Check each line of the listing for the word "поперчите" and report how many lines contain it, giving nothing but the number.

.....

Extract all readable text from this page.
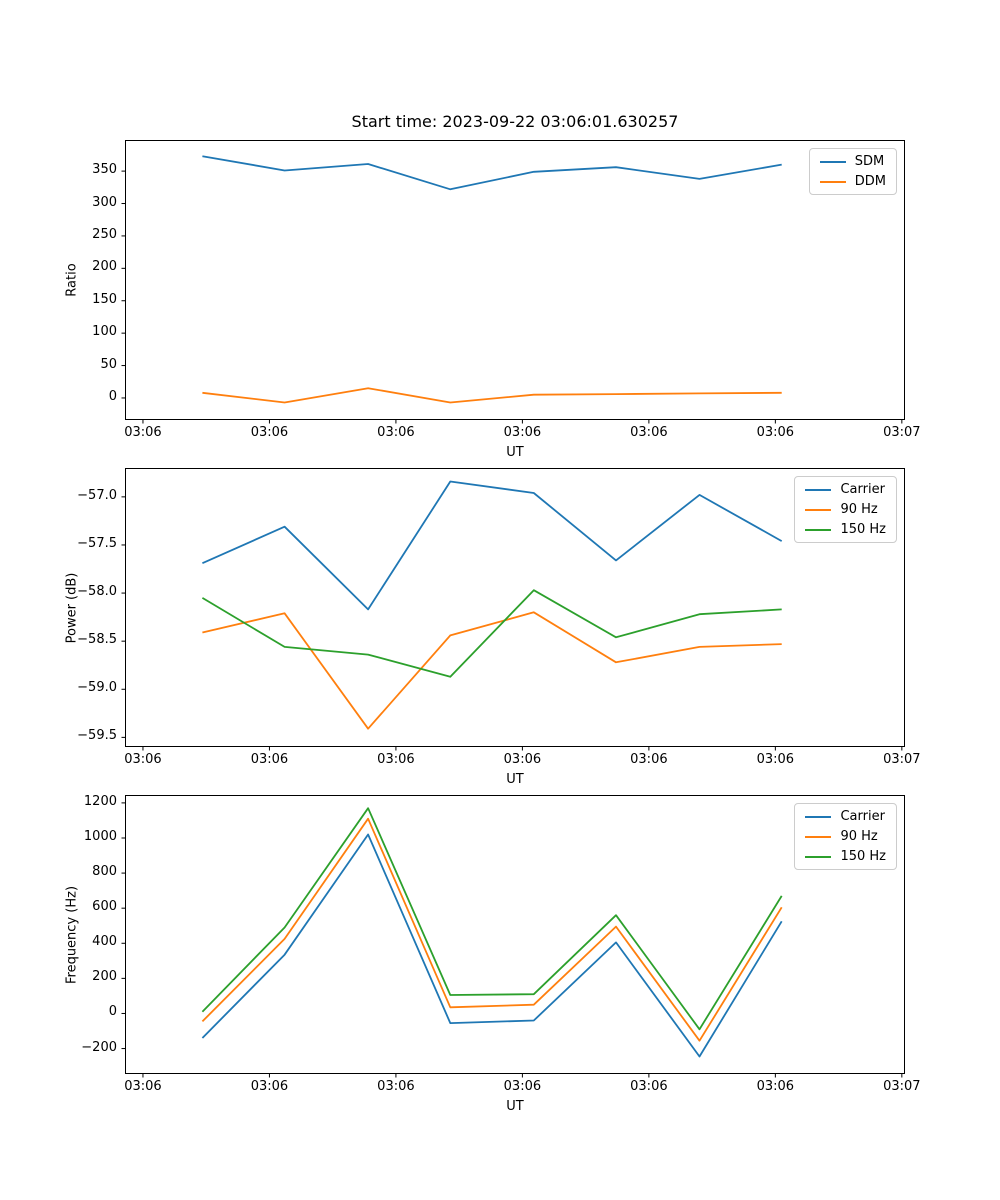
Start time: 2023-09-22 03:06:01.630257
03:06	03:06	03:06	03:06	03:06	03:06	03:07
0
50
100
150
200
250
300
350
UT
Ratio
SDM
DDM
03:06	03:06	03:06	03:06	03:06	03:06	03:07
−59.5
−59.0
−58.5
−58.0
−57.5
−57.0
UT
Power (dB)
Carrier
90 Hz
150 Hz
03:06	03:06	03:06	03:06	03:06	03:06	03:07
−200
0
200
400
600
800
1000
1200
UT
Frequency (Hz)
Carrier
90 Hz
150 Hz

.....

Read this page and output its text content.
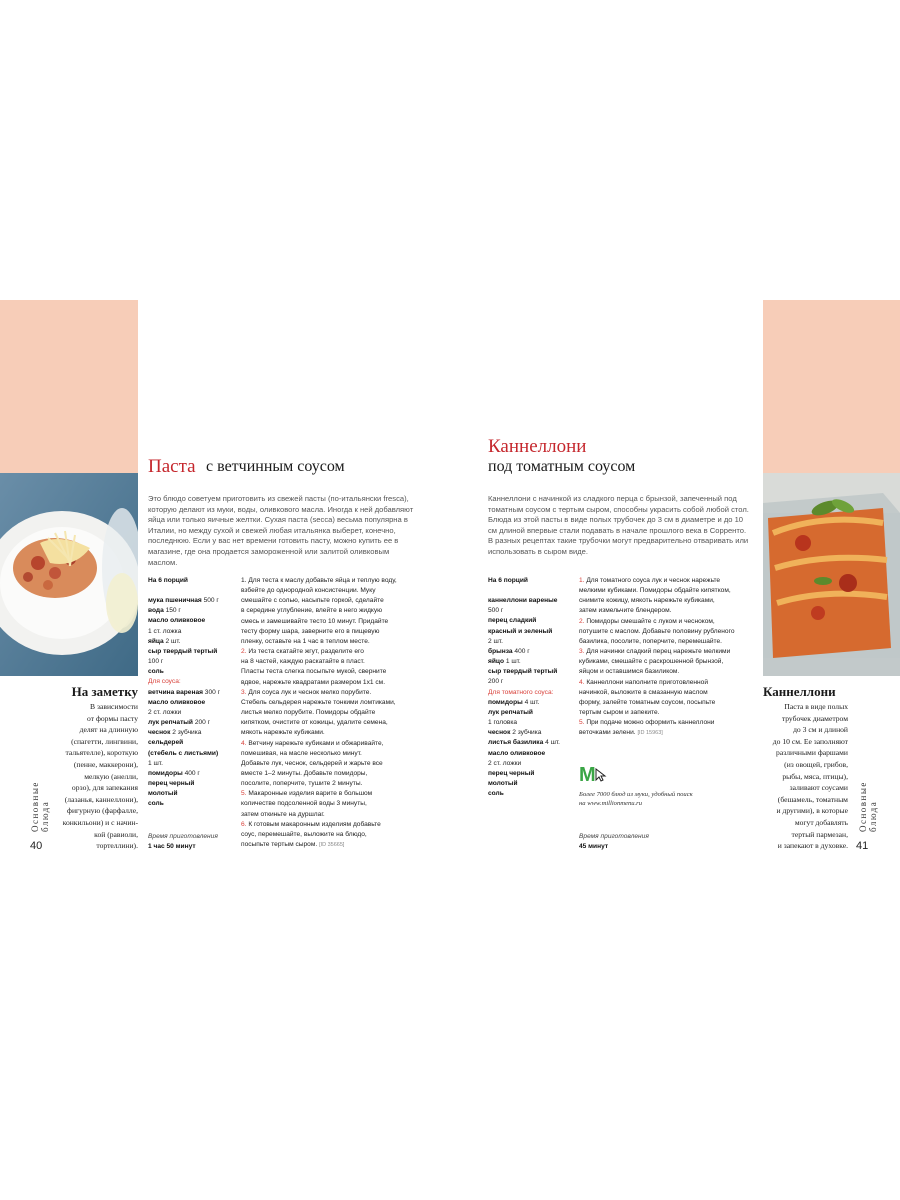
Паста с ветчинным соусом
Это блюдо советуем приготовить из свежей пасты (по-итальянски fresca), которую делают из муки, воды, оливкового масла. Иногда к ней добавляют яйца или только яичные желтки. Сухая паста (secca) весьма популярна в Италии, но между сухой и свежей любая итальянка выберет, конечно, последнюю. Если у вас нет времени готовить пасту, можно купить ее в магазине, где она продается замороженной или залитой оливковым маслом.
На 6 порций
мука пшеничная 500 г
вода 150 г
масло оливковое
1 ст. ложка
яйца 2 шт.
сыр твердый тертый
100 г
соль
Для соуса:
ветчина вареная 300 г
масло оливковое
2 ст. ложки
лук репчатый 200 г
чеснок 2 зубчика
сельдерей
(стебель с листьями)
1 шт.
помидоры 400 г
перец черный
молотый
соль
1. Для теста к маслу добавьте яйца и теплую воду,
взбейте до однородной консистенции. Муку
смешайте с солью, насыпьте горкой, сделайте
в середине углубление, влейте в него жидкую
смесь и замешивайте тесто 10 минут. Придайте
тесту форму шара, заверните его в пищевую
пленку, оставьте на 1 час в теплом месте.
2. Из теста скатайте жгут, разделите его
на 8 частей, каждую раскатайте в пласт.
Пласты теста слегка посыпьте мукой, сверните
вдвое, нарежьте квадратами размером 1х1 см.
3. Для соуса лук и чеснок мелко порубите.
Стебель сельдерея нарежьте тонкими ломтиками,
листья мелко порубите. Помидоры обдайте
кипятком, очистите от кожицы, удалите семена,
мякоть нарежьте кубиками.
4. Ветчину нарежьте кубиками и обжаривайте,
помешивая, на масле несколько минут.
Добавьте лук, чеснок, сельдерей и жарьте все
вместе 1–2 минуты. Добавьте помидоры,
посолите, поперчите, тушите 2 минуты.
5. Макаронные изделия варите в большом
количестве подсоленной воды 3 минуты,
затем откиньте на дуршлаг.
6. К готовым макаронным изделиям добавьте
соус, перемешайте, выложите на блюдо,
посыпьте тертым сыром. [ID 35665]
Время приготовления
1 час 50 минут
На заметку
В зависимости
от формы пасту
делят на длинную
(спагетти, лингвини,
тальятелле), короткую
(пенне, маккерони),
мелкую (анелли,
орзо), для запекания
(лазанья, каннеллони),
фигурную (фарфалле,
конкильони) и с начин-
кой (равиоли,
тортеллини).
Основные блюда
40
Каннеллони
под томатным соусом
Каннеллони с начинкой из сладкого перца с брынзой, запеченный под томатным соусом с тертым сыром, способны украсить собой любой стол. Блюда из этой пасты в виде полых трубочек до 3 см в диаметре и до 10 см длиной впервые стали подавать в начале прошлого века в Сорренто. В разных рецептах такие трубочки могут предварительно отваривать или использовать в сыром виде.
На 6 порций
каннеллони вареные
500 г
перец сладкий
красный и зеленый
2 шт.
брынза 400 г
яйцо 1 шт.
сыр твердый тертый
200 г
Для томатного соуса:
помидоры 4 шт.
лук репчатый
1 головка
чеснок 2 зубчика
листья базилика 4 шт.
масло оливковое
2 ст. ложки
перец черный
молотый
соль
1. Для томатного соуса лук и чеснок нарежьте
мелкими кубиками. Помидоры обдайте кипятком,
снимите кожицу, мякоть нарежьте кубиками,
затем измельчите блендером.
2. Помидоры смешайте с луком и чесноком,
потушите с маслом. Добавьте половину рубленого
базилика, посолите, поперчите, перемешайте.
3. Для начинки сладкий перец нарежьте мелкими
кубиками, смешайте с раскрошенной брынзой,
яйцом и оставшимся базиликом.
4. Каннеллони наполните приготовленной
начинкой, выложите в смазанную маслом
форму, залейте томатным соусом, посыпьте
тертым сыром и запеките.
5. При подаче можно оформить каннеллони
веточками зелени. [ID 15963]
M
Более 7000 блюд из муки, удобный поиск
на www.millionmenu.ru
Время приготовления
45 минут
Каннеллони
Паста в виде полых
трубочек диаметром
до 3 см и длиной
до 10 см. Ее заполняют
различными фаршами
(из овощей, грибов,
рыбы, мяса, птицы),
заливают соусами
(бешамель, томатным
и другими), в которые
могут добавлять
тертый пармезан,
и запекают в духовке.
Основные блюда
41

.....

**CORRECT OUTPUT**
2